— Source records —
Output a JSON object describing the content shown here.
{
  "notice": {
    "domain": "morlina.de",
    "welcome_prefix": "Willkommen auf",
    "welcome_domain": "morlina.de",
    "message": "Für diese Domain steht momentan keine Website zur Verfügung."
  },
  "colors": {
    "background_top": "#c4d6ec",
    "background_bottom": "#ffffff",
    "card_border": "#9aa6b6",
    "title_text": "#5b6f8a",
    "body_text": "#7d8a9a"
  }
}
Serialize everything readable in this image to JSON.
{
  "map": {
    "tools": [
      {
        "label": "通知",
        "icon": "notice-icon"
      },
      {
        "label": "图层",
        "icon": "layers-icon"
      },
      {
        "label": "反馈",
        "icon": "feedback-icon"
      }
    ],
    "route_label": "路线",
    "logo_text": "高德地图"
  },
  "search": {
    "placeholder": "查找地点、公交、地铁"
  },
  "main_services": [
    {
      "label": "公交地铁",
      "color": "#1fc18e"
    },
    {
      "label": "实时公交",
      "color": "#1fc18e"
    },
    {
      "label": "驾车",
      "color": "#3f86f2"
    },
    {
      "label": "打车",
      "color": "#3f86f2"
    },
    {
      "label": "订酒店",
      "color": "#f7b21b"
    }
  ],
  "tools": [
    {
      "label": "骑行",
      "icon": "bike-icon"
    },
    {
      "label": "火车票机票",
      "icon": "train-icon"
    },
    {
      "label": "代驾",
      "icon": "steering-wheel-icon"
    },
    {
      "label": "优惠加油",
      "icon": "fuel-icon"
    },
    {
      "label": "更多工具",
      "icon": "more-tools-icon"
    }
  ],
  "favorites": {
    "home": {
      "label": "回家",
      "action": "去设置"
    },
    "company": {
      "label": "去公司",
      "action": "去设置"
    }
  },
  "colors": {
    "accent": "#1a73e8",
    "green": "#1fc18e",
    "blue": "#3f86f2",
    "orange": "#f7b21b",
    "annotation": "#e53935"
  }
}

— To be done —
From the material, report only how many lines include the word "morlina".

— Solution —
2